--- Start ---
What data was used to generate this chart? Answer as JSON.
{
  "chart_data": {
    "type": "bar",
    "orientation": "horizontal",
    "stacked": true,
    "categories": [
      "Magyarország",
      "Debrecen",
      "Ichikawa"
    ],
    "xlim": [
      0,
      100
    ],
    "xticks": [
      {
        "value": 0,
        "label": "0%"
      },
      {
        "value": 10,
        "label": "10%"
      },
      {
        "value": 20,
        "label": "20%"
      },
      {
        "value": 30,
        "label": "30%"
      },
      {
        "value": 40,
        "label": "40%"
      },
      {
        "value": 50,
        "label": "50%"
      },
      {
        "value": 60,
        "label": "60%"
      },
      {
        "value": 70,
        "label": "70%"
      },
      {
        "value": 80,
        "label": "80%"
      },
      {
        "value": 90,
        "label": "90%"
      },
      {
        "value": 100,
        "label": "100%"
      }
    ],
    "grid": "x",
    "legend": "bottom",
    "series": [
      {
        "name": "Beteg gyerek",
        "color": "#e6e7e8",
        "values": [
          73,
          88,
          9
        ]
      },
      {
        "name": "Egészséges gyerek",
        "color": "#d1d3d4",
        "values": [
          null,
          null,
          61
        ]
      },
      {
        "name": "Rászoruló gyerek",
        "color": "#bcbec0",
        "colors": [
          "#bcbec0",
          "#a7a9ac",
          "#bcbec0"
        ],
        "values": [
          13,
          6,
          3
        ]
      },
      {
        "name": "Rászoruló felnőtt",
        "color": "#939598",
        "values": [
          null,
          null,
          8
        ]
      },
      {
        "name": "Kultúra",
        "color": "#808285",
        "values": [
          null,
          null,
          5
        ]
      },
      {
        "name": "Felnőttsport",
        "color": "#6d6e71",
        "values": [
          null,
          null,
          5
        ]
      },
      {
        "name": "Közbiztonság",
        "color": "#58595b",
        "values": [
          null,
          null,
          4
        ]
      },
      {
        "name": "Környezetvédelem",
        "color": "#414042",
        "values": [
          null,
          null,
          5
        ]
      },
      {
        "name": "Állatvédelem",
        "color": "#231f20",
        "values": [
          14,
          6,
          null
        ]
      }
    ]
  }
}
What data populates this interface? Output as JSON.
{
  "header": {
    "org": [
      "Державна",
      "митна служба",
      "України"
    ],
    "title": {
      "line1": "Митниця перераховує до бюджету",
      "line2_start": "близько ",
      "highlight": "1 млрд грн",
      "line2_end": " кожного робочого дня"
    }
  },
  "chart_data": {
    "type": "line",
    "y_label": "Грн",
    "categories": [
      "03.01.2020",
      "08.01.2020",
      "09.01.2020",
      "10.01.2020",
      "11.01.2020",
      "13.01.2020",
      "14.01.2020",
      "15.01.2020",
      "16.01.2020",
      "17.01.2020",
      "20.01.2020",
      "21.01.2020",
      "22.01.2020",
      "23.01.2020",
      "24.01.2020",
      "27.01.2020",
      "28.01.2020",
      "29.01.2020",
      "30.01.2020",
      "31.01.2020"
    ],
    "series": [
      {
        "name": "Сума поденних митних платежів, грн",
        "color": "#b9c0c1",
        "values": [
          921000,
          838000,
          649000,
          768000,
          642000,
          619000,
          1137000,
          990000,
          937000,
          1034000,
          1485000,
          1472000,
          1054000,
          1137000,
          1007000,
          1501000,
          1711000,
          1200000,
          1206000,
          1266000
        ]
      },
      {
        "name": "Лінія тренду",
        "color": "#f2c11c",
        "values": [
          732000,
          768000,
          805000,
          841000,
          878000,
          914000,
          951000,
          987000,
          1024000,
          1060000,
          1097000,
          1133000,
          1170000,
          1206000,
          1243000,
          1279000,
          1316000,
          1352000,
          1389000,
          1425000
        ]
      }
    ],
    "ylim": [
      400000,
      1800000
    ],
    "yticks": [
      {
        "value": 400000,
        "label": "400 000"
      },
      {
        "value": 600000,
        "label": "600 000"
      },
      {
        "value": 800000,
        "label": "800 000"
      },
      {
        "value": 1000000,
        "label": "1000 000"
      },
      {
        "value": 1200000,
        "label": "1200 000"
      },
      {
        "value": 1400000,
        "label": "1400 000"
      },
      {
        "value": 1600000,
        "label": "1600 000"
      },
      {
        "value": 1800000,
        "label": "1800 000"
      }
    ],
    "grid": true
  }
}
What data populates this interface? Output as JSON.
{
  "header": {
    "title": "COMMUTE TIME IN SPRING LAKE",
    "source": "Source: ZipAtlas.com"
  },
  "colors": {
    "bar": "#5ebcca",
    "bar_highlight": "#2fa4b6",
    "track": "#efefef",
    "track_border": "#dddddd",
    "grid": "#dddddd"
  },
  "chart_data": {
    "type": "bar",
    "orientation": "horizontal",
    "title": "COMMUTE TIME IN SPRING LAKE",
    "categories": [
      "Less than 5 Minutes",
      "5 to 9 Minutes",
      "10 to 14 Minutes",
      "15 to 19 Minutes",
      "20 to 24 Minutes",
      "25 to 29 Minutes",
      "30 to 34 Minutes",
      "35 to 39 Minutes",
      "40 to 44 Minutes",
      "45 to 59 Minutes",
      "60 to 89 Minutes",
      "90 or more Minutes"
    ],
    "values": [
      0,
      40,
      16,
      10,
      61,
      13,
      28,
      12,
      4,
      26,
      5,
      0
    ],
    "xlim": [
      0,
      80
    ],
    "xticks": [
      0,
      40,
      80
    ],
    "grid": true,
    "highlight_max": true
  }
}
--- End ---
**Requirement**: Pull every line containing "Minutes" from the material above.

**Answer to the problem**:
      "Less than 5 Minutes",
      "5 to 9 Minutes",
      "10 to 14 Minutes",
      "15 to 19 Minutes",
      "20 to 24 Minutes",
      "25 to 29 Minutes",
      "30 to 34 Minutes",
      "35 to 39 Minutes",
      "40 to 44 Minutes",
      "45 to 59 Minutes",
      "60 to 89 Minutes",
      "90 or more Minutes"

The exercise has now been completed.